Extracted data entries:
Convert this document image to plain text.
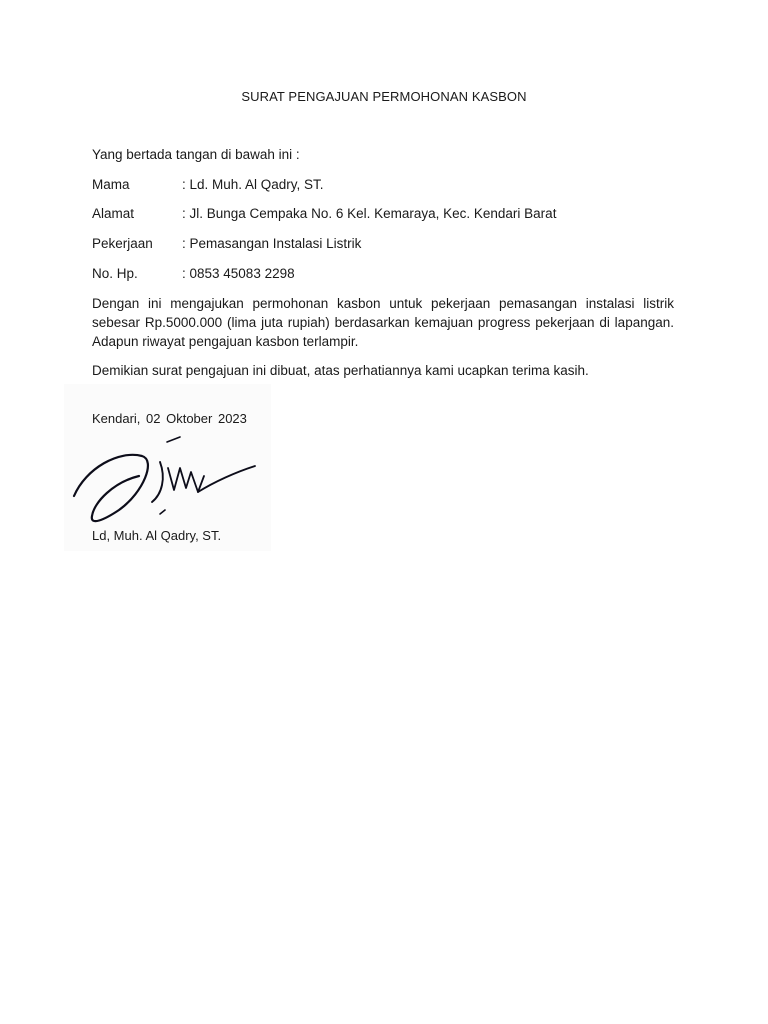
SURAT PENGAJUAN PERMOHONAN KASBON
Yang bertada tangan di bawah ini :
Mama	: Ld. Muh. Al Qadry, ST.
Alamat	: Jl. Bunga Cempaka No. 6 Kel. Kemaraya, Kec. Kendari Barat
Pekerjaan : Pemasangan Instalasi Listrik
No. Hp.	: 0853 45083 2298
Dengan ini mengajukan permohonan kasbon untuk pekerjaan pemasangan instalasi listrik sebesar Rp.5000.000 (lima juta rupiah) berdasarkan kemajuan progress pekerjaan di lapangan. Adapun riwayat pengajuan kasbon terlampir.
Demikian surat pengajuan ini dibuat, atas perhatiannya kami ucapkan terima kasih.
Kendari, 02 Oktober 2023
Ld, Muh. Al Qadry, ST.
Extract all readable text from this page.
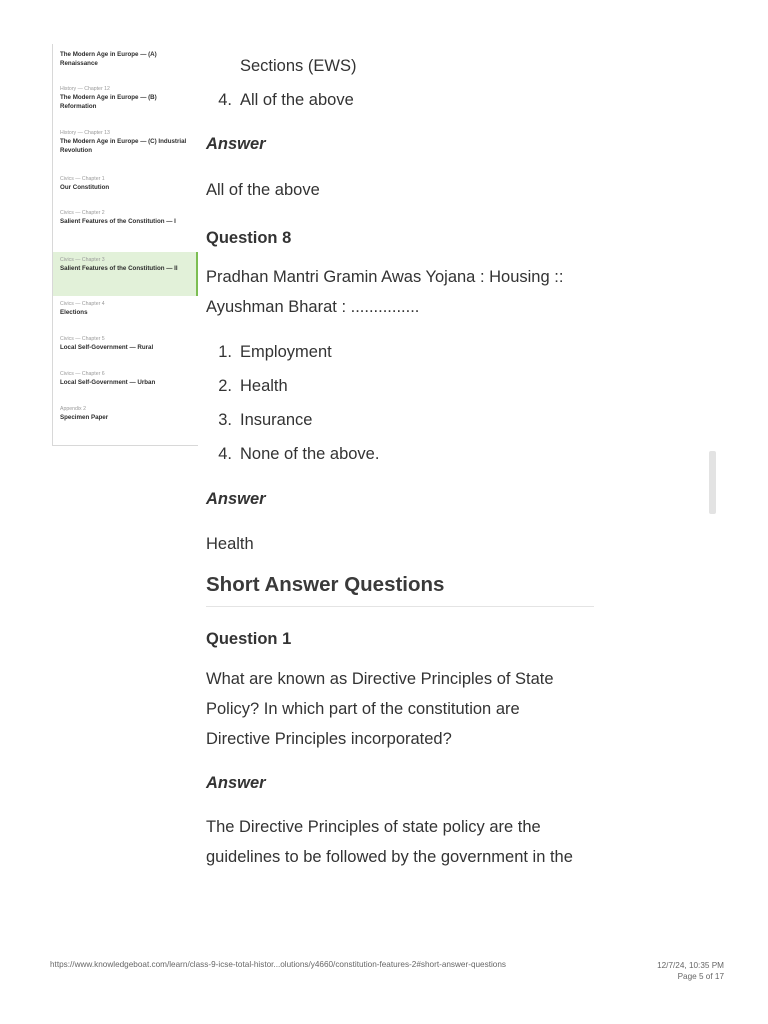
The Modern Age in Europe — (A) Renaissance
History — Chapter 12
The Modern Age in Europe — (B) Reformation
History — Chapter 13
The Modern Age in Europe — (C) Industrial Revolution
Civics — Chapter 1
Our Constitution
Civics — Chapter 2
Salient Features of the Constitution — I
Civics — Chapter 3
Salient Features of the Constitution — II
Civics — Chapter 4
Elections
Civics — Chapter 5
Local Self-Government — Rural
Civics — Chapter 6
Local Self-Government — Urban
Appendix 2
Specimen Paper
Sections (EWS)
4. All of the above
Answer
All of the above
Question 8
Pradhan Mantri Gramin Awas Yojana : Housing ::
Ayushman Bharat : ...............
1. Employment
2. Health
3. Insurance
4. None of the above.
Answer
Health
Short Answer Questions
Question 1
What are known as Directive Principles of State
Policy? In which part of the constitution are
Directive Principles incorporated?
Answer
The Directive Principles of state policy are the
guidelines to be followed by the government in the
https://www.knowledgeboat.com/learn/class-9-icse-total-histor...olutions/y4660/constitution-features-2#short-answer-questions	12/7/24, 10:35 PM
Page 5 of 17
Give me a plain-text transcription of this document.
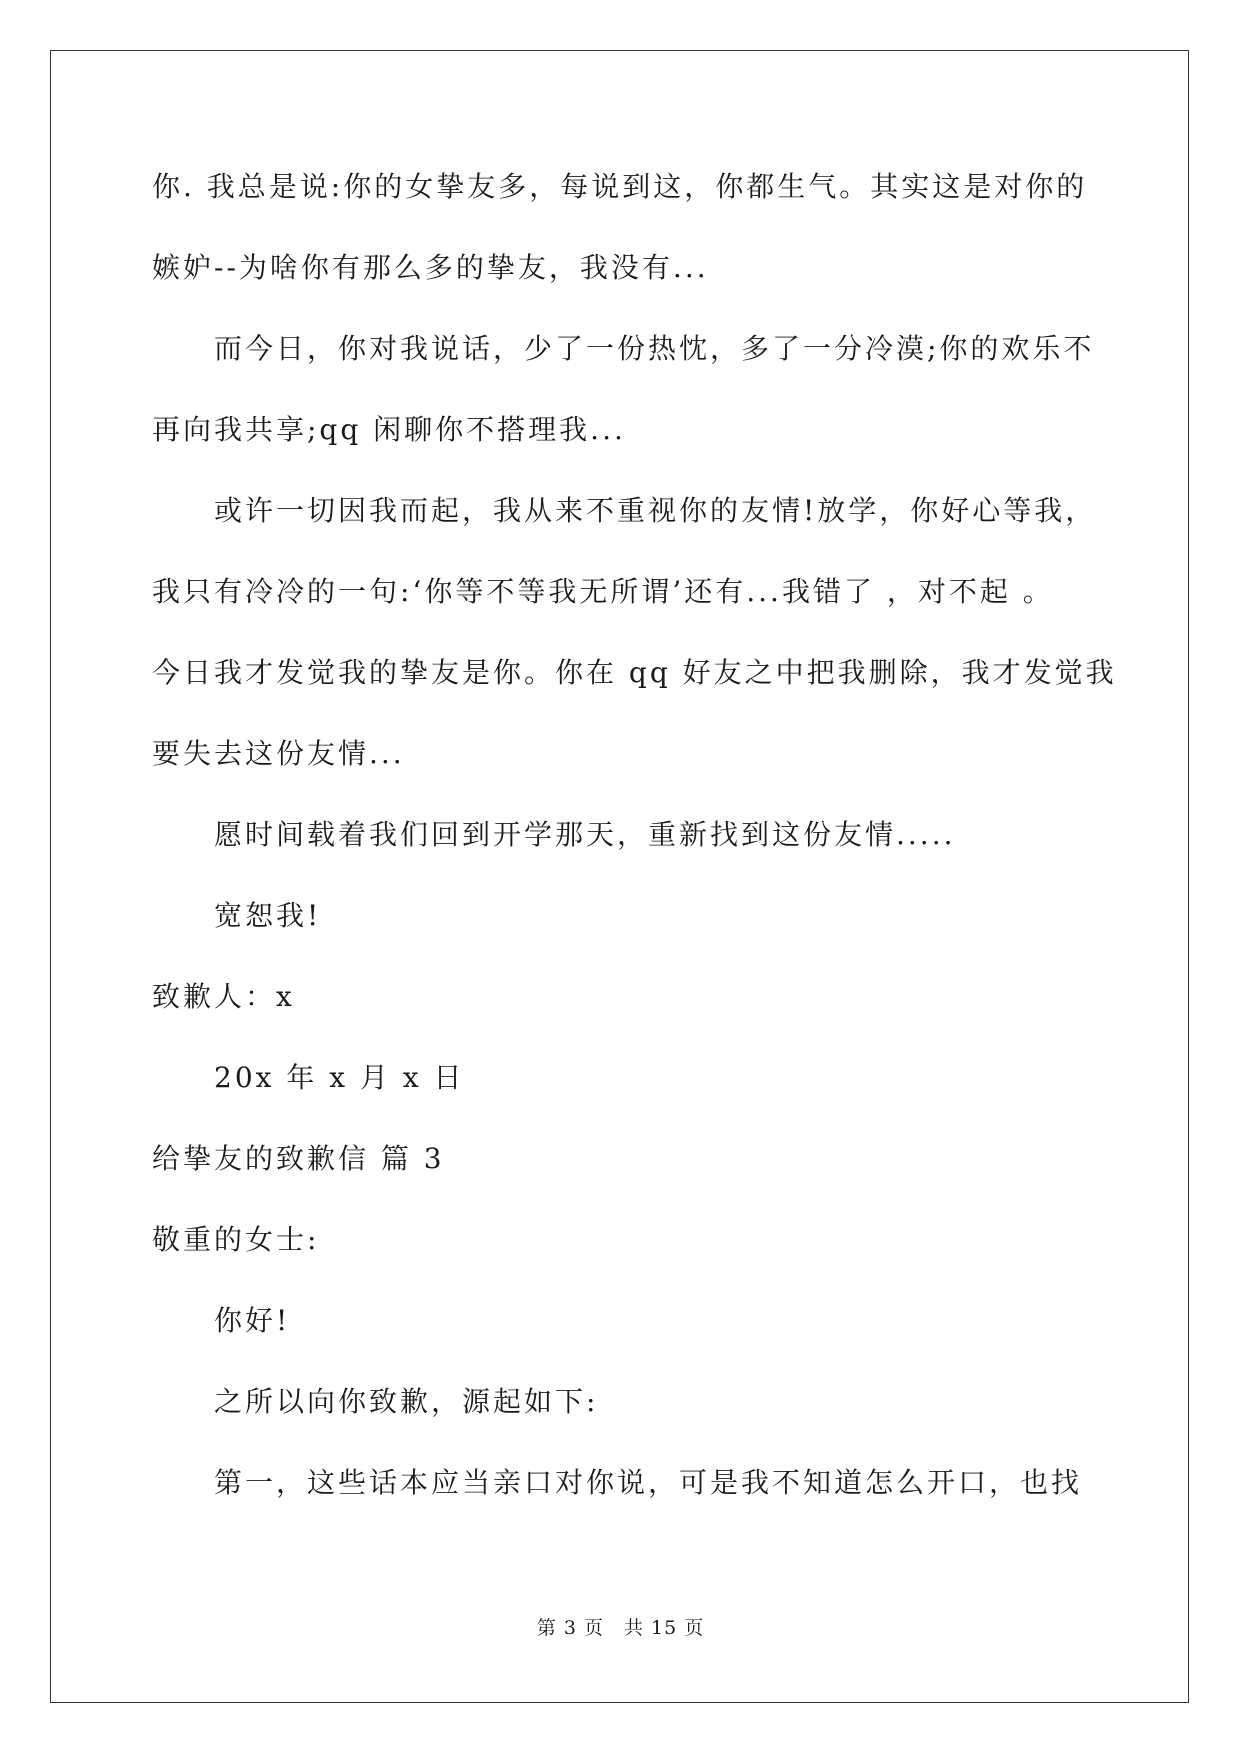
你. 我总是说:你的女挚友多，每说到这，你都生气。其实这是对你的
嫉妒--为啥你有那么多的挚友，我没有...
而今日，你对我说话，少了一份热忱，多了一分冷漠;你的欢乐不
再向我共享;qq 闲聊你不搭理我...
或许一切因我而起，我从来不重视你的友情!放学，你好心等我，
我只有冷冷的一句:‘你等不等我无所谓’还有...我错了 ，对不起 。
今日我才发觉我的挚友是你。你在 qq 好友之中把我删除，我才发觉我
要失去这份友情...
愿时间载着我们回到开学那天，重新找到这份友情.....
宽恕我!
致歉人：x
20x 年 x 月 x 日
给挚友的致歉信 篇 3
敬重的女士:
你好!
之所以向你致歉，源起如下:
第一，这些话本应当亲口对你说，可是我不知道怎么开口，也找
第 3 页 共 15 页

## Exercise brief
Copy every single line of the material above that holds "this".

## Task result
Convert this document image to plain text.
Extract all readable text from this page.
Give me a plain-text transcription of this document.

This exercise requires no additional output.